* begin *

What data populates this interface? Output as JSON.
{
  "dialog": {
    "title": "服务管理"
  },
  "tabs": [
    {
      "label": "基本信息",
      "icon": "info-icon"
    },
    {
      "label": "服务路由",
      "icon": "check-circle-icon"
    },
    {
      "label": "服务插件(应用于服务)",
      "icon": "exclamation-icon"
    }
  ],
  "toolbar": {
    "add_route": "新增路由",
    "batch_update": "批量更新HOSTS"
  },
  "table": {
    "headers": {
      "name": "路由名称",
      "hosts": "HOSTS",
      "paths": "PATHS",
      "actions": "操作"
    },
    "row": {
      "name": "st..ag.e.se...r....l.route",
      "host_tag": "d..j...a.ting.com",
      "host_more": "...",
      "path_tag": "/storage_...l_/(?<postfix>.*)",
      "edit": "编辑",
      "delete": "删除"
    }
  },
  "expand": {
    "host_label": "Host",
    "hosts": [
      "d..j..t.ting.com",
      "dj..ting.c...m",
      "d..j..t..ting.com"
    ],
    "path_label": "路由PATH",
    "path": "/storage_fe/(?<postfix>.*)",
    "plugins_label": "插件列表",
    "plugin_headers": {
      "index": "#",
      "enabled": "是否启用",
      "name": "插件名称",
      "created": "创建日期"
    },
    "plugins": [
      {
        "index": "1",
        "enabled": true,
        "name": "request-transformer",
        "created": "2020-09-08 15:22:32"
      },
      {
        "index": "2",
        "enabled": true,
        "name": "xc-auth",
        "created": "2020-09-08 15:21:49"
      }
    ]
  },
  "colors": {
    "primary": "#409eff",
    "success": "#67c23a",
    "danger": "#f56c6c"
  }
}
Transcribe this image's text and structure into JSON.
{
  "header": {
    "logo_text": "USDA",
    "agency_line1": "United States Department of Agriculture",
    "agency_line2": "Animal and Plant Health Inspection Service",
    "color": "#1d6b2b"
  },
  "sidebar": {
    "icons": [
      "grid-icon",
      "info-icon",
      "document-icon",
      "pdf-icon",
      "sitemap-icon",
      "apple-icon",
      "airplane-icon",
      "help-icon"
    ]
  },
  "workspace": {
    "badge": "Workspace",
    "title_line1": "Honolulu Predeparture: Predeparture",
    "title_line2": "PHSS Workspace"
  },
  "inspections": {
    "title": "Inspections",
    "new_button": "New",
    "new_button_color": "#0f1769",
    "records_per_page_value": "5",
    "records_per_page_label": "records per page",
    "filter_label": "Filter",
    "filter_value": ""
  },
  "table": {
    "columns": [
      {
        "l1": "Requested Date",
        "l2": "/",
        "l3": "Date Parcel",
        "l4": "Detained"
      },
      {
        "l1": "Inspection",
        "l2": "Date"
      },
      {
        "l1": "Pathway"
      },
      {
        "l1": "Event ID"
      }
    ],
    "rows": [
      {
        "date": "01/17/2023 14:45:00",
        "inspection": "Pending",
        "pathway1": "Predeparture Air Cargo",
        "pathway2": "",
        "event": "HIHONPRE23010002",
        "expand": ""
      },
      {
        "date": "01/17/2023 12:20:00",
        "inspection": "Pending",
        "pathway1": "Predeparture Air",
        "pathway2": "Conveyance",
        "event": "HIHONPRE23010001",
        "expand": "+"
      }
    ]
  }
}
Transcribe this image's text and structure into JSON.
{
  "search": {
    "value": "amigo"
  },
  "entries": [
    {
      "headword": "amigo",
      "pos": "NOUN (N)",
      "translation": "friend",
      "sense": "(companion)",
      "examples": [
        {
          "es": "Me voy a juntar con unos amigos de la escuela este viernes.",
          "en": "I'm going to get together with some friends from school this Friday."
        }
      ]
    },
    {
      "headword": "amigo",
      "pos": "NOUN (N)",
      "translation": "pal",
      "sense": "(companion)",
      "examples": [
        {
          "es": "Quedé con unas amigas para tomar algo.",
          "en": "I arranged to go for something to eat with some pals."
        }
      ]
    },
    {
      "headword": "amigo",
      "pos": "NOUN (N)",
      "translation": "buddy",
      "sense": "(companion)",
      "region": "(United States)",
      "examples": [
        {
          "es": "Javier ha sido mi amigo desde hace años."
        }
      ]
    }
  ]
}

* end *

Exercise: Extract every line from the records above that contains the word "some".

Completed task:
          "en": "I'm going to get together with some friends from school this Friday."
          "en": "I arranged to go for something to eat with some pals."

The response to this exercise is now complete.